## 作業說明

Day10 我們介紹了 XML 檔案格式並學習如何用 Python 操作 XML 格式檔案

今日作業我們針對 xml 套件來進行練習

請嘗試填空以下代碼，獲得指定結果：

# 請先上傳 `day10-example_data.xml` 到目錄
![](https://i.imgur.com/5K6baaX.png)

In [1]:
import xml.etree.ElementTree as ET
import pandas as pd

### 檔案讀取
- 使用 `open()`

In [2]:
filename = "day10-example_data.xml"
with open(filename, 'r') as f:
    root = ET.fromstring(f.read())
root

<Element 'book' at 0x7fe58837bbf0>

### 格式轉換
- 從 `str` 轉為 `xml Element`
  - 使用 `.fromstring()`




In [3]:
xml_string = """
<store name="bookstore">
  <book lang="en" id="gio" xmlns:xi="http://www.w3.org/2003/XInclude">
    <bookinfo>
      <title>GIO Reference Manual</title>
      <releaseinfo>
        The latest version of this documentation can be found on-line at
        <ulink role="online-location" url="https://developer.gnome.org/gio/unstable/">https://developer.gnome.org/gio/unstable/</ulink>.
      </releaseinfo>
    </bookinfo>
  </book>
</store>
"""

root = ET.fromstring(xml_string)
root

<Element 'store' at 0x7fe515e487c0>

### 取得特定節點內容
- 取得 `<title>` 標籤內的文字

In [4]:
root.find("book/bookinfo/title").text

'GIO Reference Manual'

- 取得 `<releaseinfo>` 內的 `<ulink>` 中的 `role` 屬性

In [5]:
root.find("book/bookinfo/releaseinfo/ulink").get('role')
* * *
練習任務 >>
• A. 把 XML 作業說明中以「Day10 我們介紹了」開頭的那段話改寫得更精簡，保留主要內容。
• B. 根據 XML 作業說明，要把 `str` 轉成 `xml Element`，應該用哪個方法？
• C. 從 XML 作業說明停下的地方接著往下續寫。
* * *
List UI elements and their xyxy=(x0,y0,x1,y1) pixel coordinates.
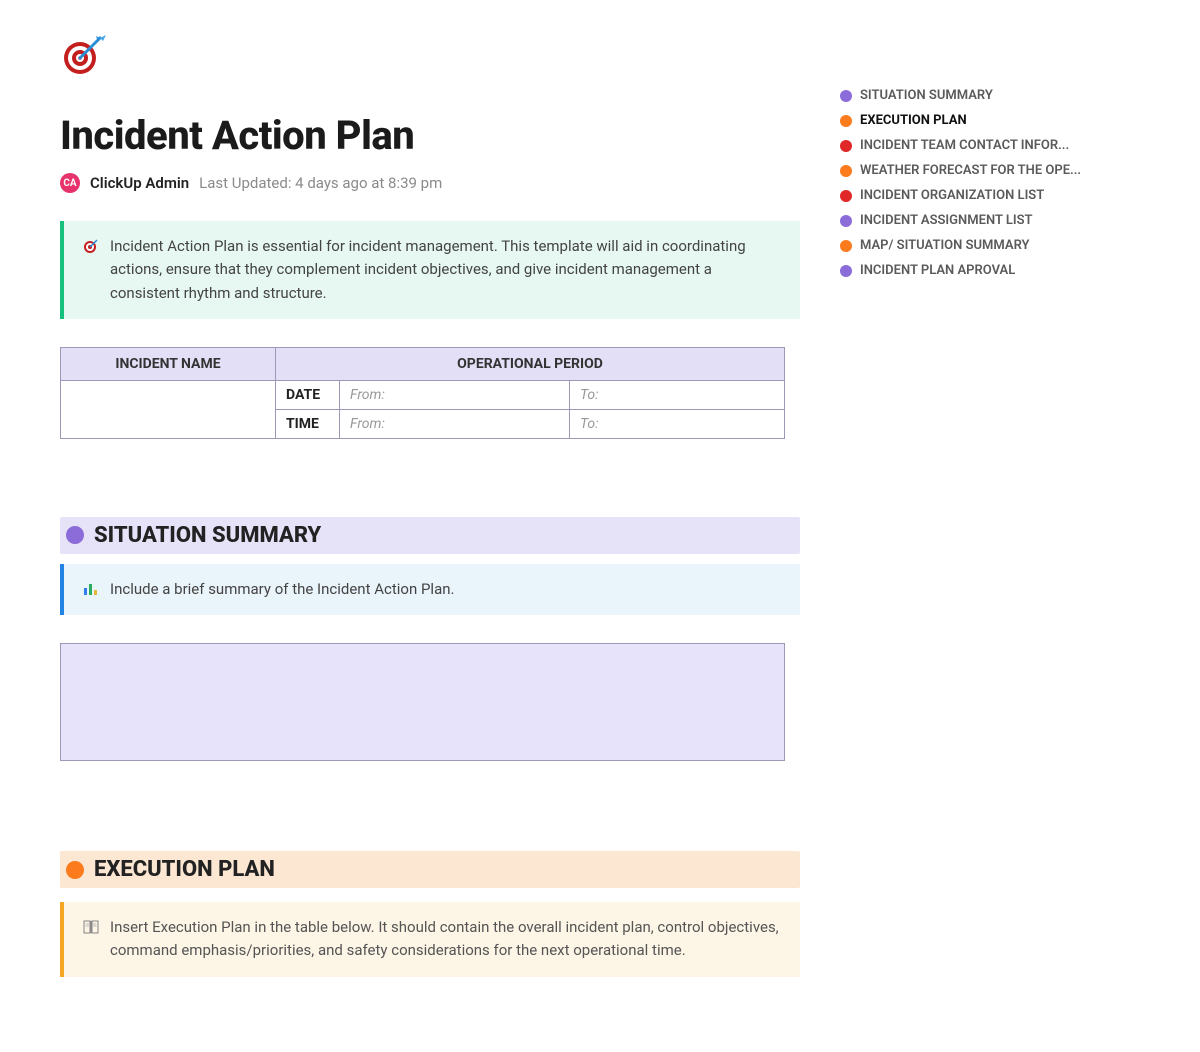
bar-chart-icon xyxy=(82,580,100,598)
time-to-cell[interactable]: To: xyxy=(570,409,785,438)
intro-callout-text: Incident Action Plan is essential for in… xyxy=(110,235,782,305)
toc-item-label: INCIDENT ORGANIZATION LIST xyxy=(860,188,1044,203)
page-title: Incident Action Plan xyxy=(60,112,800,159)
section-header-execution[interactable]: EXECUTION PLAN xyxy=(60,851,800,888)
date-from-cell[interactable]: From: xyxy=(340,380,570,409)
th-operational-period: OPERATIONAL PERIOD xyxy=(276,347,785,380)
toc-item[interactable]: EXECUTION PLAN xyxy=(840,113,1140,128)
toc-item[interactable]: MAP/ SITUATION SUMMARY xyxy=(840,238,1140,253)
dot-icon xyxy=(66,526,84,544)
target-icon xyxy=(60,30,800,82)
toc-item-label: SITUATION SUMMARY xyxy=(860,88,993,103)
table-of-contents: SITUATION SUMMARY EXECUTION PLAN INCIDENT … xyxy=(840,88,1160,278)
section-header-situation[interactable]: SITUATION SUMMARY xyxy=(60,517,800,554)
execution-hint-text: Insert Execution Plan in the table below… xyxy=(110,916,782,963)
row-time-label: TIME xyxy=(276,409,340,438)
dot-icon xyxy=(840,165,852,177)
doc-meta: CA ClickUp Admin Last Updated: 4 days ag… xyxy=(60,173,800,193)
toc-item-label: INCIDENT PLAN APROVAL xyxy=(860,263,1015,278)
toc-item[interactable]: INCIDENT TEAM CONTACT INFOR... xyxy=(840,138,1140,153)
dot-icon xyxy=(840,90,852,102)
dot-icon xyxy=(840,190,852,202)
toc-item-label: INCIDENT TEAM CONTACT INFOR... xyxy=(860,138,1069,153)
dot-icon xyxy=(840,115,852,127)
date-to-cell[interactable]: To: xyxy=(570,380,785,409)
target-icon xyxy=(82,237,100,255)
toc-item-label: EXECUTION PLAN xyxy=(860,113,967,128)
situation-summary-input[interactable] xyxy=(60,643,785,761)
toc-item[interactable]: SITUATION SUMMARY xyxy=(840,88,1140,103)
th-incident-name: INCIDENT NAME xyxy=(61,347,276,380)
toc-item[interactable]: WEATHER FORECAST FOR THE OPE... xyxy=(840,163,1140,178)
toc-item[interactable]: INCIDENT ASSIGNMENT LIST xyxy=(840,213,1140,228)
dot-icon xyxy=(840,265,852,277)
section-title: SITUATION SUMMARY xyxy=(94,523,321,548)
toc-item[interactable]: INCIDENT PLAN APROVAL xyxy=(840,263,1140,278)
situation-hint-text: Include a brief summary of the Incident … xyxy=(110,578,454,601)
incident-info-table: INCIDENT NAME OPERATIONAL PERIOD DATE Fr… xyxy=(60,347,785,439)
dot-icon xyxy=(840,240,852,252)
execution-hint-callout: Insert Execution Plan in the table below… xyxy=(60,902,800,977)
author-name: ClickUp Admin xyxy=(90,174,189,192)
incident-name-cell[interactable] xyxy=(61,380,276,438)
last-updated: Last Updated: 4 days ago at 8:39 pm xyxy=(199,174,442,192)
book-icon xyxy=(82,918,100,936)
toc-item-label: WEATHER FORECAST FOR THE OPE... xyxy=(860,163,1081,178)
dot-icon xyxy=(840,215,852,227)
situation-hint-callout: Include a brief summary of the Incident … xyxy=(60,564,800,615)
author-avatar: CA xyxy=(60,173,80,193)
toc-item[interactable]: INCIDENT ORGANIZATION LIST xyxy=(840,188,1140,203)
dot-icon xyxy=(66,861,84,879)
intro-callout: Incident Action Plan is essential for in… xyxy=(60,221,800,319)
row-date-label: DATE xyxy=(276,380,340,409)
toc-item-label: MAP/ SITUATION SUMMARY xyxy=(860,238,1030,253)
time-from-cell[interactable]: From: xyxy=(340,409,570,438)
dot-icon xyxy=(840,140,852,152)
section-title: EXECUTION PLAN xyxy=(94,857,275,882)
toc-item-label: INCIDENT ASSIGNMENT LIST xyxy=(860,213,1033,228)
* * *
參考解答 >>
• A. Day10 介紹了 XML 檔案格式，以及怎麼用 Python 處理 XML 檔案。

• B. 使用 `.fromstring()`。

• C.
'online-location'

### 新增節點屬性
- 在 `<releaseinfo>` 中新增 `publish_date` 的屬性

In [6]:
release_info = root.find('book/bookinfo/releaseinfo')
release_info.set('publish_date', '1999-01-01')
print(root.find('book/bookinfo/releaseinfo').get('publish_date'))

1999-01-01


### 修改特定節點屬性
- 將 `<ulink>` 屬性 `role` 改為 "offline-location"

In [7]:
ulink = root.find('book/bookinfo/releaseinfo/ulink')
ulink.set('role', 'offline-location')

In [8]:
root.find("book/bookinfo/releaseinfo/ulink").get('role')

'offline-location'

### 新增節點

In [9]:
book2 = ET.SubElement(root, 'book')
book2.set('id', 'hio')
book2.set('lang', 'en')

ET.dump(root)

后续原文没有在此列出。